- _Цель задания_:
Выпишите из приведенных ниже данных каждую строку, в которой встречается слово "完全淬火".

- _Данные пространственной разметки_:
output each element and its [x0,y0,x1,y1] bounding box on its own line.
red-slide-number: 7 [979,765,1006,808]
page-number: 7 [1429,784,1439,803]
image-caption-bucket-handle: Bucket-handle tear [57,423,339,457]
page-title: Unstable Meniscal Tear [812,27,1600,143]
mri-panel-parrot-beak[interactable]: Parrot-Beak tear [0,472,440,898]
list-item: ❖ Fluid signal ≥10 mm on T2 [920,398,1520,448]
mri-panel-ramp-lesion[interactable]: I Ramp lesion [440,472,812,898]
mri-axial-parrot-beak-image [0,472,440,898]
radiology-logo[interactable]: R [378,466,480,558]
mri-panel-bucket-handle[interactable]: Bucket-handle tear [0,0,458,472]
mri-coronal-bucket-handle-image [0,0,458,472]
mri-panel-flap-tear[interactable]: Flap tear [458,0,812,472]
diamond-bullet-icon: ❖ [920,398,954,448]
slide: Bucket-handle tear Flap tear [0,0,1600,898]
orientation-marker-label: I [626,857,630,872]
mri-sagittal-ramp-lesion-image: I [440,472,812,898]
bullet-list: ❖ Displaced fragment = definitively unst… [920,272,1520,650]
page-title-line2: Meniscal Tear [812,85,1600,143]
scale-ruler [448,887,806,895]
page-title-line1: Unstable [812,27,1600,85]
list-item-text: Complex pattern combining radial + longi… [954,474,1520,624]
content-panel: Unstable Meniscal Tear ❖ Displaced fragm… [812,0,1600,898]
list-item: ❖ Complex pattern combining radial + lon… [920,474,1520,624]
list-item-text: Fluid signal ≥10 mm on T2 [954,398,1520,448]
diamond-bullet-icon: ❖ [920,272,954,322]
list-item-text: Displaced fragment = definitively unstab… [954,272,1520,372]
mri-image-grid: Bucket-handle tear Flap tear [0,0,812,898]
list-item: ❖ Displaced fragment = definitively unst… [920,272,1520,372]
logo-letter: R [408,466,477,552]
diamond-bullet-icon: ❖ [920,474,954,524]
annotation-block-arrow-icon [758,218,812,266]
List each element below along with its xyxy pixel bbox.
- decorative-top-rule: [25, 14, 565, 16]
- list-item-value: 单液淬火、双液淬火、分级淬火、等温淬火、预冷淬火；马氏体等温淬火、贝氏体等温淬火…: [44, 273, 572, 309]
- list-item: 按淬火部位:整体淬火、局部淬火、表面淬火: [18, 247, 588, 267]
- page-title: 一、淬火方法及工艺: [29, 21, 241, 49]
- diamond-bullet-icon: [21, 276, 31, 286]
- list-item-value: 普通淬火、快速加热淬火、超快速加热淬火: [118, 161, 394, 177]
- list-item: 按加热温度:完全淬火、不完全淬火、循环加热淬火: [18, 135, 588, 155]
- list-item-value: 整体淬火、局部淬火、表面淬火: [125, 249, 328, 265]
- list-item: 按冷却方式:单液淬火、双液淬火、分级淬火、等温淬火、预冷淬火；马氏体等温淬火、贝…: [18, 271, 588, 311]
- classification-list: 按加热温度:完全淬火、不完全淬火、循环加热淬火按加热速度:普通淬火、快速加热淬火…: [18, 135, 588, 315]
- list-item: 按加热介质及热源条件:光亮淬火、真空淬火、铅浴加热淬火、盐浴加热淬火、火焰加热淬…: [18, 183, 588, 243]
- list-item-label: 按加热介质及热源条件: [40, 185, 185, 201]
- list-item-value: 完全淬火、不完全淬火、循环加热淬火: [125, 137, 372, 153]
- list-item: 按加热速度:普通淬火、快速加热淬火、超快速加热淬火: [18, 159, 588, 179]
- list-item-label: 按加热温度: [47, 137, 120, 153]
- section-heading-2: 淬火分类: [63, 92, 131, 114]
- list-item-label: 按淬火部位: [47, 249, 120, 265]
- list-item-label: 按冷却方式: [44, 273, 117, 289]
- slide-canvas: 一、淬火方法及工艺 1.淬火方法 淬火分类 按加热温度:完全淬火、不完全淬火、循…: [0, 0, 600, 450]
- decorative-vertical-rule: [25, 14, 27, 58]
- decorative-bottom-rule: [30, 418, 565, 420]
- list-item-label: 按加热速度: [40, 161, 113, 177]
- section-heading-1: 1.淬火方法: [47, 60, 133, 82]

- _Ответ к заданию_:
- list-item: 按加热温度:完全淬火、不完全淬火、循环加热淬火: [18, 135, 588, 155]
- classification-list: 按加热温度:完全淬火、不完全淬火、循环加热淬火按加热速度:普通淬火、快速加热淬火…: [18, 135, 588, 315]
- list-item-value: 完全淬火、不完全淬火、循环加热淬火: [125, 137, 372, 153]
- slide-canvas: 一、淬火方法及工艺 1.淬火方法 淬火分类 按加热温度:完全淬火、不完全淬火、循…: [0, 0, 600, 450]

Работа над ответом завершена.